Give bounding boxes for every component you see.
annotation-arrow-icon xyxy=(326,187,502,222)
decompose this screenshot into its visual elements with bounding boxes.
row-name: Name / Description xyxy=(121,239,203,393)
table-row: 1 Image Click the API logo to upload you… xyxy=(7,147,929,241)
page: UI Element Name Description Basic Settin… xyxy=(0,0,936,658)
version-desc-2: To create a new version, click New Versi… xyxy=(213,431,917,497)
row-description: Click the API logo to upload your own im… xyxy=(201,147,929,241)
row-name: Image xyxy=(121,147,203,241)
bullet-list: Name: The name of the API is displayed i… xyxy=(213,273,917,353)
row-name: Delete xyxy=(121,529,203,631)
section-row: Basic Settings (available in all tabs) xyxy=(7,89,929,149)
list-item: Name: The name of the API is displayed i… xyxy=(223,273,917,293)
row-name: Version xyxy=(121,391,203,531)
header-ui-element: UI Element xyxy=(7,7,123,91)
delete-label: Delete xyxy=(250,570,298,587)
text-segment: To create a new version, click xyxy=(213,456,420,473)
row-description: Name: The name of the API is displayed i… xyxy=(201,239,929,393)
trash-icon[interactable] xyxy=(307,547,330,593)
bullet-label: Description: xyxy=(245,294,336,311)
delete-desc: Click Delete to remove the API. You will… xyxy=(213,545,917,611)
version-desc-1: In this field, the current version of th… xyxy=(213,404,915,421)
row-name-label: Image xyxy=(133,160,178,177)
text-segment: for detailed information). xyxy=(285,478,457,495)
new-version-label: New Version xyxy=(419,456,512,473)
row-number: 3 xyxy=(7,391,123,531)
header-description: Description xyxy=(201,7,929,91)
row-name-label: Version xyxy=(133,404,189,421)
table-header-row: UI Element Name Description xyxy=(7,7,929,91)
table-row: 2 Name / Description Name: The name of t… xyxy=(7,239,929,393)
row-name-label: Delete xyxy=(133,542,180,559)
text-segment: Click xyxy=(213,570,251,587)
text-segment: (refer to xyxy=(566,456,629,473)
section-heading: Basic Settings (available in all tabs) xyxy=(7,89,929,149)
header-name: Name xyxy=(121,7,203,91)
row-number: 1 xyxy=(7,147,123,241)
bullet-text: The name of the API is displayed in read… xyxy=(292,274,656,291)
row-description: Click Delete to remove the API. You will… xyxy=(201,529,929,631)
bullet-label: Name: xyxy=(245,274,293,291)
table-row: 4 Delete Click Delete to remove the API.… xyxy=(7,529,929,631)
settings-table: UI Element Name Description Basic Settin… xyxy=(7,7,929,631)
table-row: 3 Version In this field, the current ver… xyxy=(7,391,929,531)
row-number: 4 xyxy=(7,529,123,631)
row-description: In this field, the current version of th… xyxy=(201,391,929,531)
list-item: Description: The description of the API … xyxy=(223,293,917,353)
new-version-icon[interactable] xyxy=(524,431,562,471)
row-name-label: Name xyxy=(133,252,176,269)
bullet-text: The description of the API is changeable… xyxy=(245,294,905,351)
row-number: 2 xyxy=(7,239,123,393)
========================
> **DIRECTIONS**:
Find every line in the records that contains the word "number" and copy each one. Case counts.

> **TASK OUTPUT**:
row-number: 3 xyxy=(7,391,123,531)
row-number: 1 xyxy=(7,147,123,241)
row-number: 4 xyxy=(7,529,123,631)
row-number: 2 xyxy=(7,239,123,393)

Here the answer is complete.